**Available data:**
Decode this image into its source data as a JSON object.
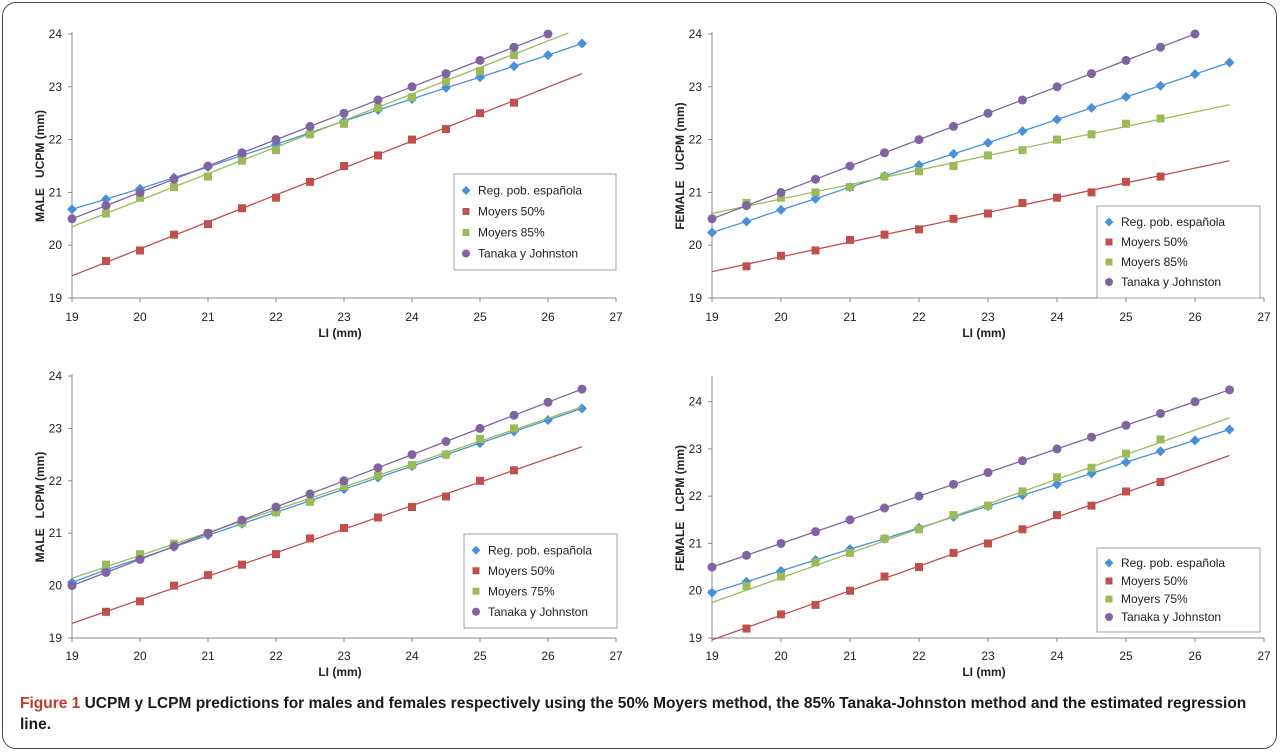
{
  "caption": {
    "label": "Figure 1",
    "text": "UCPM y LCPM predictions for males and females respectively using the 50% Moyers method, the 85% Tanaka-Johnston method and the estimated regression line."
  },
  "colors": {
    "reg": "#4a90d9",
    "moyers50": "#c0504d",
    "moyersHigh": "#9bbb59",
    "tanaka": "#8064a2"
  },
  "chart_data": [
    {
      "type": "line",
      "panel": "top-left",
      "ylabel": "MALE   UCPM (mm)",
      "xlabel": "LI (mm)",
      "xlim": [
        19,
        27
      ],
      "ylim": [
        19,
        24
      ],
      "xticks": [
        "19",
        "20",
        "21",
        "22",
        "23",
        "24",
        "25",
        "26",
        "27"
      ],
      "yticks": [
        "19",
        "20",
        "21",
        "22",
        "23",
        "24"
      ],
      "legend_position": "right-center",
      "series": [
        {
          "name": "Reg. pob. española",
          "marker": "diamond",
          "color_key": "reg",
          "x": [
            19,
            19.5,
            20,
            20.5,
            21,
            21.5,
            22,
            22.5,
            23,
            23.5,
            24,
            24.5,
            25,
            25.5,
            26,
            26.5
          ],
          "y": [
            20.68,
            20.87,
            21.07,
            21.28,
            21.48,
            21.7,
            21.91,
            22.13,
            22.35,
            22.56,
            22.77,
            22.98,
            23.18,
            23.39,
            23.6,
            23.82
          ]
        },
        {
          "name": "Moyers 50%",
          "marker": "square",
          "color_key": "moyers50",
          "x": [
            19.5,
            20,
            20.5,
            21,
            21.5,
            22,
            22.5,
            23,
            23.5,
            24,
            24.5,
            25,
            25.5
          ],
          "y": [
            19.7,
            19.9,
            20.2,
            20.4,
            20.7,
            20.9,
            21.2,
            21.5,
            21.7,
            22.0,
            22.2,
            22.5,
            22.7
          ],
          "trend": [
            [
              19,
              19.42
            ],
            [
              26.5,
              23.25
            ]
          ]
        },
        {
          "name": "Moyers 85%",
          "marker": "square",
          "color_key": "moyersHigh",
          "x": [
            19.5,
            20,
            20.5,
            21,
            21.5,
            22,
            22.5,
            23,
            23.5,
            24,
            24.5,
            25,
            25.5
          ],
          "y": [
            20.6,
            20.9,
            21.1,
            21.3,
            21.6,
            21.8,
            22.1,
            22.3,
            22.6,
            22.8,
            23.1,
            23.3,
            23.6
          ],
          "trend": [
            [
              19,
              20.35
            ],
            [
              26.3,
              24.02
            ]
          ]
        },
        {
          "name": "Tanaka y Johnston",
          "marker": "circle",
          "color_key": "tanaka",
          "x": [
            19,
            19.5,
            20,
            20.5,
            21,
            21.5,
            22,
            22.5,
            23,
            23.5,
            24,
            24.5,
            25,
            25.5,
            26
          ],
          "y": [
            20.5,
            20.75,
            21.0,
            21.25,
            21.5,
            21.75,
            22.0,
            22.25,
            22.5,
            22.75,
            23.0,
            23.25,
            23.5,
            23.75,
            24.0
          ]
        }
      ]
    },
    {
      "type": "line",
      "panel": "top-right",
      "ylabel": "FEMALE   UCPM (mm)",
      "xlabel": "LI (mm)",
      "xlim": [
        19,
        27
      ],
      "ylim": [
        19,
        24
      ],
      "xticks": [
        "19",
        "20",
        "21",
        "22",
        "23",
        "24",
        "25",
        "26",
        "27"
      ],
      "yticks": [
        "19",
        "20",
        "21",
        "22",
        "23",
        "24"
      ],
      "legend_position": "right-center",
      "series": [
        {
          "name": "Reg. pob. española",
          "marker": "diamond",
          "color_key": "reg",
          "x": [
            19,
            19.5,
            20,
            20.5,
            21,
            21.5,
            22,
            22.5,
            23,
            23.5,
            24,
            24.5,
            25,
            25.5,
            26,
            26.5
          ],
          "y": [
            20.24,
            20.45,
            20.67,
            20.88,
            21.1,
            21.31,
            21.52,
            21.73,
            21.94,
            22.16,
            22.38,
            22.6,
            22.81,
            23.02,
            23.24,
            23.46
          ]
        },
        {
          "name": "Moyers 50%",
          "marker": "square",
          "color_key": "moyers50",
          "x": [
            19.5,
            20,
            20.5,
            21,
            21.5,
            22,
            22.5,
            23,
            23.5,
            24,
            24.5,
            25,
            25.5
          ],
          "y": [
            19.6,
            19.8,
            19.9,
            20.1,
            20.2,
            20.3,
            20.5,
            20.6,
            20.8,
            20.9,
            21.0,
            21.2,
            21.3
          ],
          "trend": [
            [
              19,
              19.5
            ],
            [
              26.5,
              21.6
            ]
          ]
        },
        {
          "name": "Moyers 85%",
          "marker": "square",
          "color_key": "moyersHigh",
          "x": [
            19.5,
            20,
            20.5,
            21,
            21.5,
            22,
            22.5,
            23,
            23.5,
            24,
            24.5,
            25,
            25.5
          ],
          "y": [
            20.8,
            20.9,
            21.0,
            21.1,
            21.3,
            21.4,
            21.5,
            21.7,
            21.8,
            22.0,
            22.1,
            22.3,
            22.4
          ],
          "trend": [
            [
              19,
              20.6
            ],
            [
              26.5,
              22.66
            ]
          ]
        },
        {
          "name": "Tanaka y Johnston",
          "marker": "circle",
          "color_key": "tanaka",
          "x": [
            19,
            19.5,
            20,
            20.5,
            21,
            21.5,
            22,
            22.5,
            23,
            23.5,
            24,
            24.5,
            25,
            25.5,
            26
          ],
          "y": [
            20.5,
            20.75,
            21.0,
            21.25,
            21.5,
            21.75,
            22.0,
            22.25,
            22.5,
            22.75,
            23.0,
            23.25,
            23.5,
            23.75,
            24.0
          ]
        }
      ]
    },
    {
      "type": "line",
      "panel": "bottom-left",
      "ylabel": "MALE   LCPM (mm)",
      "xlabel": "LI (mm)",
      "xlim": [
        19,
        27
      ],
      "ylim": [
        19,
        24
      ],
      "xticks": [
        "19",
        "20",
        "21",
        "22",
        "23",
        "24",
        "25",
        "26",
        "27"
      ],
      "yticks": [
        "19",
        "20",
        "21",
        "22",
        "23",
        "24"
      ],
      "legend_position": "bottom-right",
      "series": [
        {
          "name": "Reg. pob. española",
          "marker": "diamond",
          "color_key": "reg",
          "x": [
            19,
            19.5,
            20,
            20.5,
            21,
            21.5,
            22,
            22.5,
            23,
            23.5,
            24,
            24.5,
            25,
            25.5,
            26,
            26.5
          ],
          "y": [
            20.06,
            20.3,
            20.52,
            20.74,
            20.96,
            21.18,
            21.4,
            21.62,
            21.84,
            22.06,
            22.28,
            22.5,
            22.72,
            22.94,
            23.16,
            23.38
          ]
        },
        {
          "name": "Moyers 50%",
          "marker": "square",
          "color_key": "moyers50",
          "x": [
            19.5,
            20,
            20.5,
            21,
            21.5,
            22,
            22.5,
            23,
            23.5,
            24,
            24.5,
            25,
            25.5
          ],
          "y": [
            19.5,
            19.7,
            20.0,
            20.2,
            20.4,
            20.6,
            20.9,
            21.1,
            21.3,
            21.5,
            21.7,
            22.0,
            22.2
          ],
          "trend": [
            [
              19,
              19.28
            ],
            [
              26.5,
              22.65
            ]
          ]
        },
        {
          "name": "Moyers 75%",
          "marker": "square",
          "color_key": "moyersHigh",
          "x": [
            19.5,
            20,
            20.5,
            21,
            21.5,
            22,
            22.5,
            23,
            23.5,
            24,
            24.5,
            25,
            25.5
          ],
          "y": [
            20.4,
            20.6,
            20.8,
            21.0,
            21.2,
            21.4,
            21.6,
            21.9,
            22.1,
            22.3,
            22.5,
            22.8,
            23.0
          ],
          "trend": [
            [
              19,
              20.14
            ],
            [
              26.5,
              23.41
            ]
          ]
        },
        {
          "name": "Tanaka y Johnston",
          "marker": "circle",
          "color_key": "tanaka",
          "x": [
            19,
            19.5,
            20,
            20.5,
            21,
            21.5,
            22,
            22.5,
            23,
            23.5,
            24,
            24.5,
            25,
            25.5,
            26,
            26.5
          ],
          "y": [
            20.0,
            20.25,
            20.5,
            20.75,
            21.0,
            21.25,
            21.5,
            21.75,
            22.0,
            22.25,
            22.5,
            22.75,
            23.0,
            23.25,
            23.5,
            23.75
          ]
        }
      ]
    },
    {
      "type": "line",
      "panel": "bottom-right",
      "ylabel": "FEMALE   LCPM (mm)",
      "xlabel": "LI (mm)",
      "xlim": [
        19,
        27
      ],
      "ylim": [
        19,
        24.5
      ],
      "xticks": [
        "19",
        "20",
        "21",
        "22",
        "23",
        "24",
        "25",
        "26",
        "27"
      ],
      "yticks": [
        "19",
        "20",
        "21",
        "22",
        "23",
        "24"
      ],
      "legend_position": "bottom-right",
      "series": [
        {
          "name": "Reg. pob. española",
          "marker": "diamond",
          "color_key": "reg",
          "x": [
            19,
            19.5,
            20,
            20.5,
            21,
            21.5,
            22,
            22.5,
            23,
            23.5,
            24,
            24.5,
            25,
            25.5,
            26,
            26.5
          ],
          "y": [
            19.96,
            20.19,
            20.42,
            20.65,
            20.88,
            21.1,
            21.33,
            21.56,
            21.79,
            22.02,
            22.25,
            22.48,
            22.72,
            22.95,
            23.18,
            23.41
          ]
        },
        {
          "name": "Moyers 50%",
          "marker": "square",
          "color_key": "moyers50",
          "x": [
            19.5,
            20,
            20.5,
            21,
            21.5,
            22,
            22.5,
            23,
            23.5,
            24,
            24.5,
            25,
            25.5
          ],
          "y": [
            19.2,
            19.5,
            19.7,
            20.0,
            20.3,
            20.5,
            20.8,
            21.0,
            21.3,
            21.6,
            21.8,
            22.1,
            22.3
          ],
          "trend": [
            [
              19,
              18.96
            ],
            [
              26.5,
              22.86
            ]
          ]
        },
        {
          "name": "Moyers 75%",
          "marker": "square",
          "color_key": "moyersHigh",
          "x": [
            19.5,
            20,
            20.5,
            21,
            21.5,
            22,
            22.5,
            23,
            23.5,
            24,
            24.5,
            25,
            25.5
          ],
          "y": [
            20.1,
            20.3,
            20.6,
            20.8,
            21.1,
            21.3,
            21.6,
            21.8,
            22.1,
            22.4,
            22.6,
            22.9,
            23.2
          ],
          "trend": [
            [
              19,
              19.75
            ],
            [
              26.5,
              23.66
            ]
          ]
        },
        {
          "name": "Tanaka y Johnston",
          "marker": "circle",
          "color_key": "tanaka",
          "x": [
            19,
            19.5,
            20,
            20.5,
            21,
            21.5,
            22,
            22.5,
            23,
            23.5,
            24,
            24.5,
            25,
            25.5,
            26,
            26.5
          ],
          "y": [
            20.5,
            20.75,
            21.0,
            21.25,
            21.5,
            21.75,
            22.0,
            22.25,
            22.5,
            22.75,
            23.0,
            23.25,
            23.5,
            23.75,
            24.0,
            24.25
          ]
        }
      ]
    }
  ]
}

**Task to complete:**
Give only the number of lines in the entries that contain "bottom".

**The response:**
4